DIRECTIONS
Bring together all lines of the material below that contain the string "Fredrikstad".

LISTING

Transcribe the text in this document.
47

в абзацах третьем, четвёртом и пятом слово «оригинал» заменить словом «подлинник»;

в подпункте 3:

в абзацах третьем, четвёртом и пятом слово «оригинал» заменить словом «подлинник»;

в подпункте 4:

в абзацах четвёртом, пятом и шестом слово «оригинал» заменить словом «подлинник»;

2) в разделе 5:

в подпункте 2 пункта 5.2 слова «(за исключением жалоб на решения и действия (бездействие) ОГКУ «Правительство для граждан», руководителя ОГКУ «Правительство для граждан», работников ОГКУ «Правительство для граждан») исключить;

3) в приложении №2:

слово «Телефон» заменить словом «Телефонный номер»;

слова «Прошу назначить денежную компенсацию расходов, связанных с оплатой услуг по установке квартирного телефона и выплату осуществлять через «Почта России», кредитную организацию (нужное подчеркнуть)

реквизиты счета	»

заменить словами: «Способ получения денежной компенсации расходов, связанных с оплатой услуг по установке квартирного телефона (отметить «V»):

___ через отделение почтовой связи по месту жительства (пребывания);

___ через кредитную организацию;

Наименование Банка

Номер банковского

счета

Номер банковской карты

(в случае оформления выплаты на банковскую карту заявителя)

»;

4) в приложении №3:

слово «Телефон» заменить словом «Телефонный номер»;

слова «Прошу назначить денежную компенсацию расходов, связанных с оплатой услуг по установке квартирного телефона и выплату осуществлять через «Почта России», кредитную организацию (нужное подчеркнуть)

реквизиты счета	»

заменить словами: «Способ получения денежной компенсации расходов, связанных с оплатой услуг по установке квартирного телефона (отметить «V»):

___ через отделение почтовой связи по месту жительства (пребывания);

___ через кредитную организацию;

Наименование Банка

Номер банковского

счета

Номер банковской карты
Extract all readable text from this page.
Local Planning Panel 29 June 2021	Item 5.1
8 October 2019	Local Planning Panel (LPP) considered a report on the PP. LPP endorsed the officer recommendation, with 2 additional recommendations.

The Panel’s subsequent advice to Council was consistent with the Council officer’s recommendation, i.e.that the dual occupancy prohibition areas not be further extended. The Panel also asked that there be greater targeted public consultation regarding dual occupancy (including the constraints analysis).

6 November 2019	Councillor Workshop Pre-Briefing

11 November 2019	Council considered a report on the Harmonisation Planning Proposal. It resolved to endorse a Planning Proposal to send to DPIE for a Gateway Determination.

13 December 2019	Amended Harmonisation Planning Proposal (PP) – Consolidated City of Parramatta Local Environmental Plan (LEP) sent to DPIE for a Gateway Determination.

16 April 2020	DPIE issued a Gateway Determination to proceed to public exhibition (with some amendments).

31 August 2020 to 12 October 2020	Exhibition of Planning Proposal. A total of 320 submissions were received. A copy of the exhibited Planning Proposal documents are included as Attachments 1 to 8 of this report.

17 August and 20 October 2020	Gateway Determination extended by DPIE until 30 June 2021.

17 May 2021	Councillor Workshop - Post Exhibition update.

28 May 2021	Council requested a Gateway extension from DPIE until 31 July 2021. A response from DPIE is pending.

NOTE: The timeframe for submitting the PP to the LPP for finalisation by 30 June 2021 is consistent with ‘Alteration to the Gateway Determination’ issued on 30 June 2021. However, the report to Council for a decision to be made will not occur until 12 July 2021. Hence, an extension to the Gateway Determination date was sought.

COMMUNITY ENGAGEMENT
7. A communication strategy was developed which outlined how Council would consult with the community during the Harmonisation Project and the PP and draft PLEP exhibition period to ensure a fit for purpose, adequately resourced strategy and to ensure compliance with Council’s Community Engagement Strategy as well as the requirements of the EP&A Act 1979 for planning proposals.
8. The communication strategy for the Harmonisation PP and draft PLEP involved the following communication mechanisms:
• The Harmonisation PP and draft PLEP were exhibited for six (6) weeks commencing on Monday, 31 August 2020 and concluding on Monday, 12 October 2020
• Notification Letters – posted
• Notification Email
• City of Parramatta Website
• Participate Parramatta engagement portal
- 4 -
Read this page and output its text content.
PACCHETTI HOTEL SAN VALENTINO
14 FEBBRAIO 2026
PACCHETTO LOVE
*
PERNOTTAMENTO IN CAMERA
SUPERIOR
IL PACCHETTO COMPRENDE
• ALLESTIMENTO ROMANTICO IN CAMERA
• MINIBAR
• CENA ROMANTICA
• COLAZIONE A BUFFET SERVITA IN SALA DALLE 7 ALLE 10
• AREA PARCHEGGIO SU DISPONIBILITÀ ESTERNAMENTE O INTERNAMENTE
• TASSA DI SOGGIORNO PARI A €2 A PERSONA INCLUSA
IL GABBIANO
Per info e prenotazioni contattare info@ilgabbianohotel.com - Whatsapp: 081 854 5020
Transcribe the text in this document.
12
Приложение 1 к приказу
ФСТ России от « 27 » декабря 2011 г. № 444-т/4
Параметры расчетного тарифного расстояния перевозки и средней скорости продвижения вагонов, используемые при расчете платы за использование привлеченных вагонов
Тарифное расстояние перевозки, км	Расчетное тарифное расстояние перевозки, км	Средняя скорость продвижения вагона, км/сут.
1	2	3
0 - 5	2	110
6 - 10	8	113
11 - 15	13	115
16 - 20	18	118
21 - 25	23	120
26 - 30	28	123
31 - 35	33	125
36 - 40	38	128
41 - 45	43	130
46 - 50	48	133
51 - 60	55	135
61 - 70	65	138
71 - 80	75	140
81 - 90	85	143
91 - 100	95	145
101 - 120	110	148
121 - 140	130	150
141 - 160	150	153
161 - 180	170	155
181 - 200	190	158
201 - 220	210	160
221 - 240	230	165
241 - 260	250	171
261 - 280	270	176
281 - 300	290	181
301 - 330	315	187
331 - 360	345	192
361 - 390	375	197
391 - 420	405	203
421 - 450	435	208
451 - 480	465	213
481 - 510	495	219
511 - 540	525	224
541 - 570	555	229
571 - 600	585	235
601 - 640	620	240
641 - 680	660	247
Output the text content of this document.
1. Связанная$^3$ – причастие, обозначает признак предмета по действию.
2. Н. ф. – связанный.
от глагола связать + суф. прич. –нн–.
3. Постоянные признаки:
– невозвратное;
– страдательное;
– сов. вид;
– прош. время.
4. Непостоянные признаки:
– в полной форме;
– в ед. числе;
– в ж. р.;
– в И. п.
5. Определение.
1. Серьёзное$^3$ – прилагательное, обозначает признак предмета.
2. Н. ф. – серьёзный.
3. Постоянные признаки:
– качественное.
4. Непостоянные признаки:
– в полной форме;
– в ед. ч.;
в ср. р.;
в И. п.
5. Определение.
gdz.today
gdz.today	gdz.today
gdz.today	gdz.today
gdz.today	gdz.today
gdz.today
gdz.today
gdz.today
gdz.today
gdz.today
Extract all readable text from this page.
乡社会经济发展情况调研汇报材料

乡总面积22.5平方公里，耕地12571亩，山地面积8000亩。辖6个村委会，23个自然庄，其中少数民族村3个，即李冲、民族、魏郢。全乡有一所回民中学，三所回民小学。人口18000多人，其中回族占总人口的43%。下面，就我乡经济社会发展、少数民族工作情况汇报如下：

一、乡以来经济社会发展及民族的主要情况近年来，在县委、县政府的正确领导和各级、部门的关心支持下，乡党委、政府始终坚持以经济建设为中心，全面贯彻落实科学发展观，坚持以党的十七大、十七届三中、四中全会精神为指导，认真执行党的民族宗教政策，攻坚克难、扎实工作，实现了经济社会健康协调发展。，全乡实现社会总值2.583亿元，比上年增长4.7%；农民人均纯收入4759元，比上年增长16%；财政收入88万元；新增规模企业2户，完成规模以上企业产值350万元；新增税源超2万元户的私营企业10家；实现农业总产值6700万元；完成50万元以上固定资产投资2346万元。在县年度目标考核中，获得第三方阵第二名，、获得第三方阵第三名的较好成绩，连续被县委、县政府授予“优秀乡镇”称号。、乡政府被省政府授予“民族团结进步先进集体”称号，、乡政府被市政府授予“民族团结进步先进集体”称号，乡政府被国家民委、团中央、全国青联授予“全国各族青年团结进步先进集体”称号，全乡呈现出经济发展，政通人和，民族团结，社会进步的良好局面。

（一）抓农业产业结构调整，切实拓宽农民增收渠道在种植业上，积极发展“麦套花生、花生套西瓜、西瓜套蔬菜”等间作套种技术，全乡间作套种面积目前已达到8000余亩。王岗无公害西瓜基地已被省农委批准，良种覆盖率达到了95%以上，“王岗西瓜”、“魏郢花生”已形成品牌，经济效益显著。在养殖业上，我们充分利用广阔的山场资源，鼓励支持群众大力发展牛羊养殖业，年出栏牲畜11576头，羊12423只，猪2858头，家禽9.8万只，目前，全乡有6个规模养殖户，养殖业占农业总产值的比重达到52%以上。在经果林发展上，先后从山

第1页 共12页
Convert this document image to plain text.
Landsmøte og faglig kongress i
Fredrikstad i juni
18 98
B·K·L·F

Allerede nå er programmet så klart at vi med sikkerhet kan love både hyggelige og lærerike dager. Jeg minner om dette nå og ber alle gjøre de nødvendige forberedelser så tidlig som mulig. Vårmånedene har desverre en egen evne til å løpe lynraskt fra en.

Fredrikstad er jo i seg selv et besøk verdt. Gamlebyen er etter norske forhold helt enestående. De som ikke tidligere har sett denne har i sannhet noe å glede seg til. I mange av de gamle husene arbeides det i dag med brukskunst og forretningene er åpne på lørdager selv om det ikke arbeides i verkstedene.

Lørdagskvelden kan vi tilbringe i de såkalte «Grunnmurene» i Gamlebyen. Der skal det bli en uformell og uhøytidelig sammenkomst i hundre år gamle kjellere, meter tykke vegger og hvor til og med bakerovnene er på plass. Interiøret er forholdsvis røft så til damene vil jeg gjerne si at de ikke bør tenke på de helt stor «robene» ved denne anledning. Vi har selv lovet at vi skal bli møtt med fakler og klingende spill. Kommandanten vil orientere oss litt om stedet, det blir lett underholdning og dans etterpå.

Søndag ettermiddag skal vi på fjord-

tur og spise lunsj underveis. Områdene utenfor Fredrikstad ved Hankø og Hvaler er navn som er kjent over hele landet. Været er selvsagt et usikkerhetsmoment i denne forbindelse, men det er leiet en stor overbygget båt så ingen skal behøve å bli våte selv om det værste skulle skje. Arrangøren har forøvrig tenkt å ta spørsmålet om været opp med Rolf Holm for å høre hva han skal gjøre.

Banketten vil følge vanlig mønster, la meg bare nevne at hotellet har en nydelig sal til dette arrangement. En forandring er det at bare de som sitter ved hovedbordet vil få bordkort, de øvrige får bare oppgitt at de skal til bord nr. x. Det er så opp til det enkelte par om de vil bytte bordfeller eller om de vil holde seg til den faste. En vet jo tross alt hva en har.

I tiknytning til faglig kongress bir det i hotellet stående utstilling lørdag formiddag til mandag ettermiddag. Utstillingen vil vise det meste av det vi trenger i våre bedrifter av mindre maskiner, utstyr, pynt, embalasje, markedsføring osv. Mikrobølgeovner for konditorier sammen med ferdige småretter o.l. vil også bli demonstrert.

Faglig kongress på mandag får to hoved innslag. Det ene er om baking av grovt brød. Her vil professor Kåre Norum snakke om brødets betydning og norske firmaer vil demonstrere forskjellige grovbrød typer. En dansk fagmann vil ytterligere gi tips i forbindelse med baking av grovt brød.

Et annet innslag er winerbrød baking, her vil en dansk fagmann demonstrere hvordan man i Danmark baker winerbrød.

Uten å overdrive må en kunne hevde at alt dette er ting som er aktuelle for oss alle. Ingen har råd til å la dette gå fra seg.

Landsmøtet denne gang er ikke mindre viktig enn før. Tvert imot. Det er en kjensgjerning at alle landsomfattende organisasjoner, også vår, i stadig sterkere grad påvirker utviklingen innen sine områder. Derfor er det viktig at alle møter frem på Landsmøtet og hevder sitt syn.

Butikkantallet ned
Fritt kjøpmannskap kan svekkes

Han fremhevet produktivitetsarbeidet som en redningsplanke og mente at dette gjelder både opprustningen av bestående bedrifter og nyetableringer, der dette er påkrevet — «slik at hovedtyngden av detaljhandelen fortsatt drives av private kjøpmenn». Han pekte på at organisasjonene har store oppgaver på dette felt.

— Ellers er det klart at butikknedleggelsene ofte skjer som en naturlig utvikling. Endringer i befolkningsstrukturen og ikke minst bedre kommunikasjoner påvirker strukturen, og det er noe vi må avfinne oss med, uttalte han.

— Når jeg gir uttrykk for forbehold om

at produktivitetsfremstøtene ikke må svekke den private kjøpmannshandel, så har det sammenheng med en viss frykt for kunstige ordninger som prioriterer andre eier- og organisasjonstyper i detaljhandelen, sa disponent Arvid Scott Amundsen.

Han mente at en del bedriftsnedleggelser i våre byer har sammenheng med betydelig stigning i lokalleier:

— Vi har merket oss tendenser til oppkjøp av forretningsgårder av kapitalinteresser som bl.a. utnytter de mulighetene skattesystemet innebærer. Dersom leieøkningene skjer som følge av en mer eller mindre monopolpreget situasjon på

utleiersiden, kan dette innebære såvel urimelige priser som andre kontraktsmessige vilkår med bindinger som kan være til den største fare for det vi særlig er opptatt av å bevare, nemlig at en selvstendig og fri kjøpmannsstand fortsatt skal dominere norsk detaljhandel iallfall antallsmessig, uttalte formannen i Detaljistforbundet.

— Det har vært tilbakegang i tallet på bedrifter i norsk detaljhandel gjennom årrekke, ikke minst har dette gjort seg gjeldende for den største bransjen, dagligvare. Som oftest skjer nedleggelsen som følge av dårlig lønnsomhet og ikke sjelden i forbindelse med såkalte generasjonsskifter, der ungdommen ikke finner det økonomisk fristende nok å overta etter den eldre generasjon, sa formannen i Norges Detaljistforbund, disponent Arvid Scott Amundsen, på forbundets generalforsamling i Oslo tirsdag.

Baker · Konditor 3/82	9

THE ANSWER
Fredrikstad i juni
Fredrikstad er jo i seg selv et besøk verdt. Gamlebyen er etter norske forhold helt enestående. De som ikke tidligere har sett denne har i sannhet noe å glede seg til. I mange av de gamle husene arbeides det i dag med brukskunst og forretningene er åpne på lørdager selv om det ikke arbeides i verkstedene.
tur og spise lunsj underveis. Områdene utenfor Fredrikstad ved Hankø og Hvaler er navn som er kjent over hele landet. Været er selvsagt et usikkerhetsmoment i denne forbindelse, men det er leiet en stor overbygget båt så ingen skal behøve å bli våte selv om det værste skulle skje. Arrangøren har forøvrig tenkt å ta spørsmålet om været opp med Rolf Holm for å høre hva han skal gjøre.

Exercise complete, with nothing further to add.